▶ EXERCISE: Give back the full listing verbatim, apart from its images.

▶ RECORDS FOR THE EXERCISE:

>> START

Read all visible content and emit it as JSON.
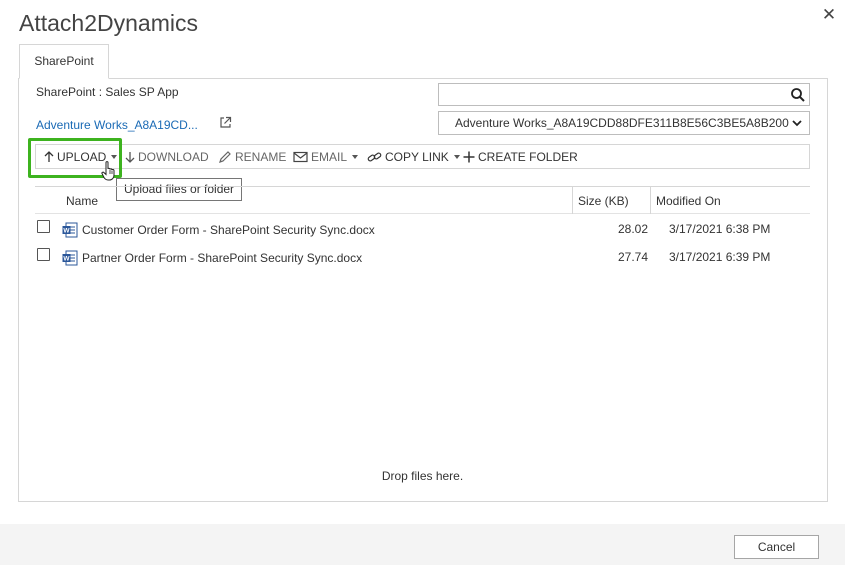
{
  "app": {
    "title": "Attach2Dynamics"
  },
  "tabs": [
    {
      "label": "SharePoint"
    }
  ],
  "location": {
    "site_label": "SharePoint : Sales SP App",
    "folder_link": "Adventure Works_A8A19CD...",
    "folder_select_value": "Adventure Works_A8A19CDD88DFE311B8E56C3BE5A8B200",
    "search_value": ""
  },
  "toolbar": {
    "upload": "UPLOAD",
    "download": "DOWNLOAD",
    "rename": "RENAME",
    "email": "EMAIL",
    "copy_link": "COPY LINK",
    "create_folder": "CREATE FOLDER"
  },
  "tooltip": "Upload files or folder",
  "grid": {
    "columns": {
      "name": "Name",
      "size": "Size (KB)",
      "modified": "Modified On"
    },
    "rows": [
      {
        "name": "Customer Order Form - SharePoint Security Sync.docx",
        "size": "28.02",
        "modified": "3/17/2021 6:38 PM",
        "icon": "word-doc-icon"
      },
      {
        "name": "Partner Order Form - SharePoint Security Sync.docx",
        "size": "27.74",
        "modified": "3/17/2021 6:39 PM",
        "icon": "word-doc-icon"
      }
    ]
  },
  "drop_zone_text": "Drop files here.",
  "footer": {
    "cancel_label": "Cancel"
  },
  "colors": {
    "accent_link": "#1a6ab5",
    "highlight": "#3db31f",
    "border": "#d6d6d6"
  }
}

>> END

▶ TASK RESPONSE:
Read all visible content and emit it as JSON.
{
  "app": {
    "title": "Attach2Dynamics"
  },
  "tabs": [
    {
      "label": "SharePoint"
    }
  ],
  "location": {
    "site_label": "SharePoint : Sales SP App",
    "folder_link": "Adventure Works_A8A19CD...",
    "folder_select_value": "Adventure Works_A8A19CDD88DFE311B8E56C3BE5A8B200",
    "search_value": ""
  },
  "toolbar": {
    "upload": "UPLOAD",
    "download": "DOWNLOAD",
    "rename": "RENAME",
    "email": "EMAIL",
    "copy_link": "COPY LINK",
    "create_folder": "CREATE FOLDER"
  },
  "tooltip": "Upload files or folder",
  "grid": {
    "columns": {
      "name": "Name",
      "size": "Size (KB)",
      "modified": "Modified On"
    },
    "rows": [
      {
        "name": "Customer Order Form - SharePoint Security Sync.docx",
        "size": "28.02",
        "modified": "3/17/2021 6:38 PM",
        "icon": "word-doc-icon"
      },
      {
        "name": "Partner Order Form - SharePoint Security Sync.docx",
        "size": "27.74",
        "modified": "3/17/2021 6:39 PM",
        "icon": "word-doc-icon"
      }
    ]
  },
  "drop_zone_text": "Drop files here.",
  "footer": {
    "cancel_label": "Cancel"
  },
  "colors": {
    "accent_link": "#1a6ab5",
    "highlight": "#3db31f",
    "border": "#d6d6d6"
  }
}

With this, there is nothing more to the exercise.